> **PROBLEM**
Quote the listing below in full and exactly as written, but omit every picture.

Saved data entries
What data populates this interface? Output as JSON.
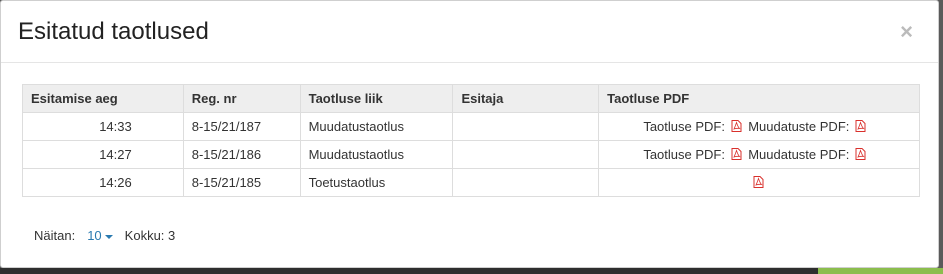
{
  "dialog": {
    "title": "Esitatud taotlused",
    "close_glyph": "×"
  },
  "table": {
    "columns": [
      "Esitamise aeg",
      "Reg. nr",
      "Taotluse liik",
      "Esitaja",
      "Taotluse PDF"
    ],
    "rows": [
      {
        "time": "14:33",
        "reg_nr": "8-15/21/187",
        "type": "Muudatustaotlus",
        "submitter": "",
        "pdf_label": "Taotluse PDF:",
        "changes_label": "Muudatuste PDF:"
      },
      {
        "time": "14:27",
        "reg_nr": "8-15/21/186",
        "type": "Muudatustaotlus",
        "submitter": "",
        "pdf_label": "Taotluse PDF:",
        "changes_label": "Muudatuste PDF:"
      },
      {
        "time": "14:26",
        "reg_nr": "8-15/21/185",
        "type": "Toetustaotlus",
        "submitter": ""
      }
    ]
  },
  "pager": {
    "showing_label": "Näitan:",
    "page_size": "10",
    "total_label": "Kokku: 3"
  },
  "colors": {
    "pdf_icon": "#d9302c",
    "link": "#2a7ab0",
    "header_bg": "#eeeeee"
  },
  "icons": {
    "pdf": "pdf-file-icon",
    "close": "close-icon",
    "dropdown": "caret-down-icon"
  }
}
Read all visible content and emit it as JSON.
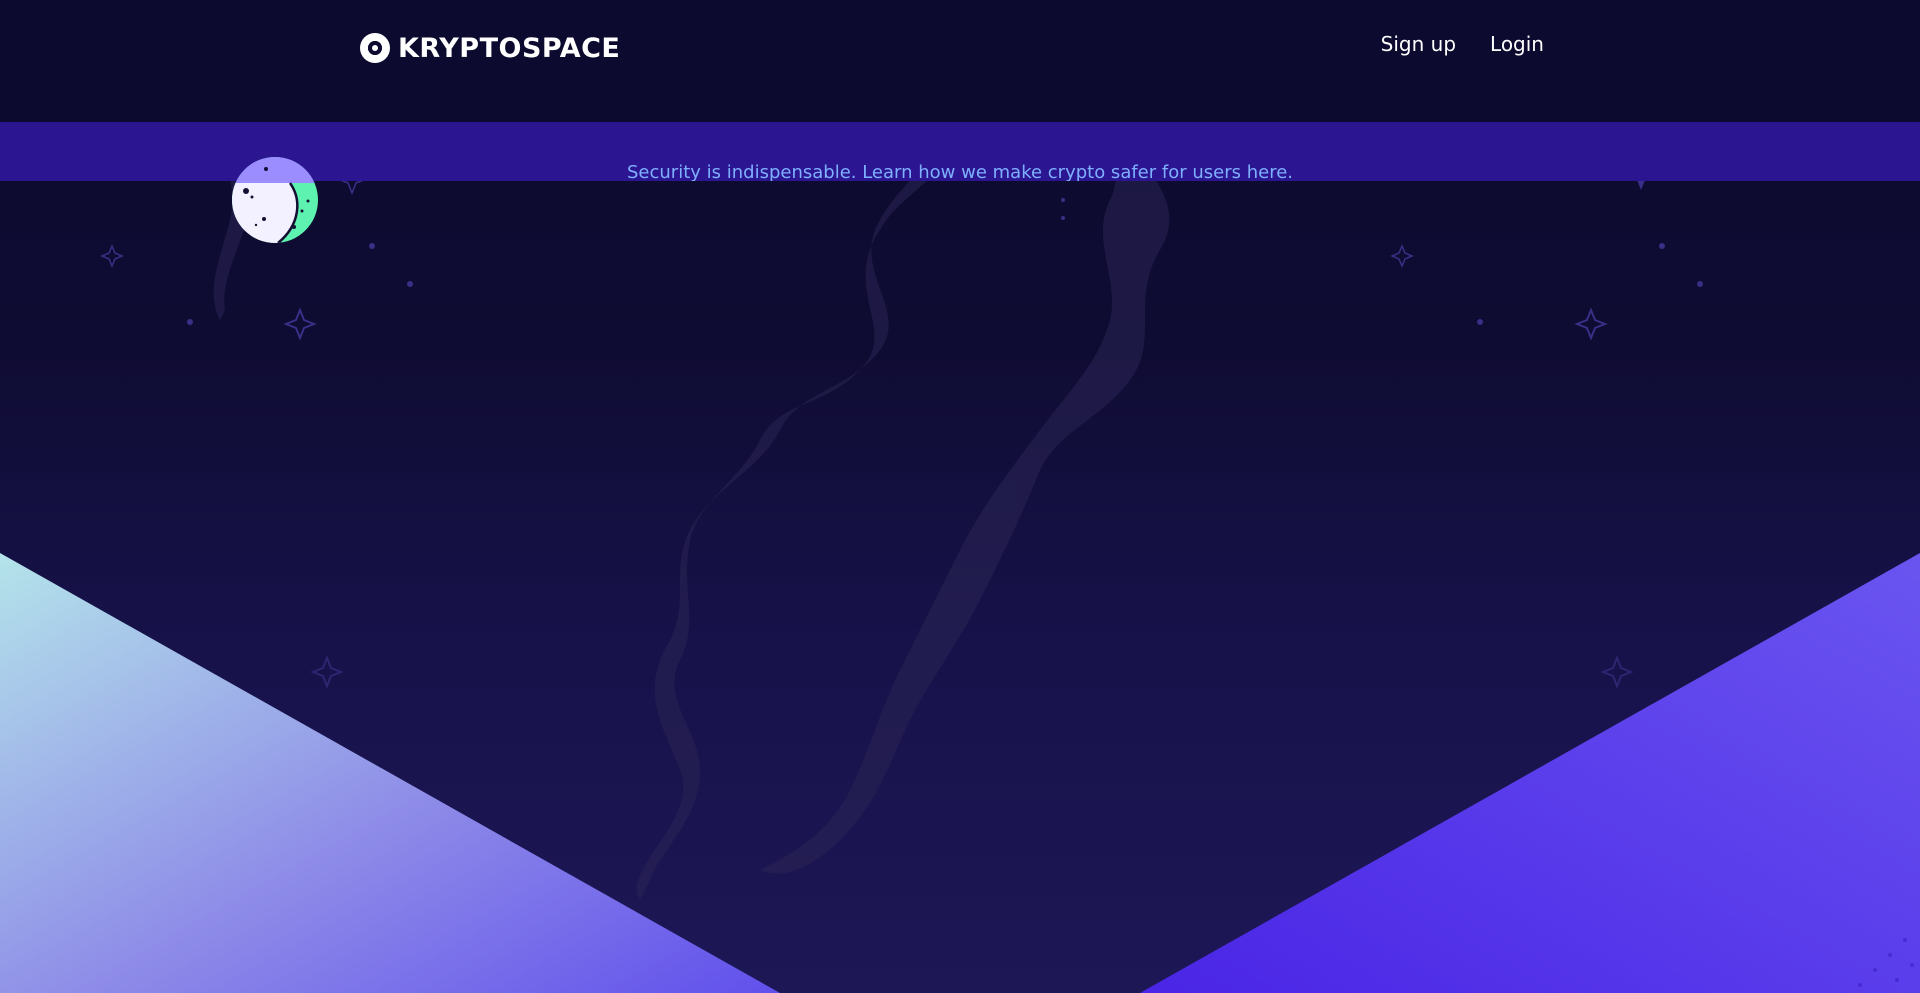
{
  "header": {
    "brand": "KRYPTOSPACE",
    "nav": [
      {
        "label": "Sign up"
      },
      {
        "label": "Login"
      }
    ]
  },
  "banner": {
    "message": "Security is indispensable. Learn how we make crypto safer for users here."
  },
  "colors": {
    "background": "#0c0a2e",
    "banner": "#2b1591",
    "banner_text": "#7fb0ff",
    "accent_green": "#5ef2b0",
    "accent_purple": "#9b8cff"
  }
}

> **SOLUTION TO THIS TASK**
What data populates this interface? Output as JSON.
{
  "dialog": {
    "title": "Esitatud taotlused",
    "close_glyph": "×"
  },
  "table": {
    "columns": [
      "Esitamise aeg",
      "Reg. nr",
      "Taotluse liik",
      "Esitaja",
      "Taotluse PDF"
    ],
    "rows": [
      {
        "time": "14:33",
        "reg_nr": "8-15/21/187",
        "type": "Muudatustaotlus",
        "submitter": "",
        "pdf_label": "Taotluse PDF:",
        "changes_label": "Muudatuste PDF:"
      },
      {
        "time": "14:27",
        "reg_nr": "8-15/21/186",
        "type": "Muudatustaotlus",
        "submitter": "",
        "pdf_label": "Taotluse PDF:",
        "changes_label": "Muudatuste PDF:"
      },
      {
        "time": "14:26",
        "reg_nr": "8-15/21/185",
        "type": "Toetustaotlus",
        "submitter": ""
      }
    ]
  },
  "pager": {
    "showing_label": "Näitan:",
    "page_size": "10",
    "total_label": "Kokku: 3"
  },
  "colors": {
    "pdf_icon": "#d9302c",
    "link": "#2a7ab0",
    "header_bg": "#eeeeee"
  },
  "icons": {
    "pdf": "pdf-file-icon",
    "close": "close-icon",
    "dropdown": "caret-down-icon"
  }
}
Read all visible content and emit it as JSON.
{
  "header": {
    "brand": "KRYPTOSPACE",
    "nav": [
      {
        "label": "Sign up"
      },
      {
        "label": "Login"
      }
    ]
  },
  "banner": {
    "message": "Security is indispensable. Learn how we make crypto safer for users here."
  },
  "colors": {
    "background": "#0c0a2e",
    "banner": "#2b1591",
    "banner_text": "#7fb0ff",
    "accent_green": "#5ef2b0",
    "accent_purple": "#9b8cff"
  }
}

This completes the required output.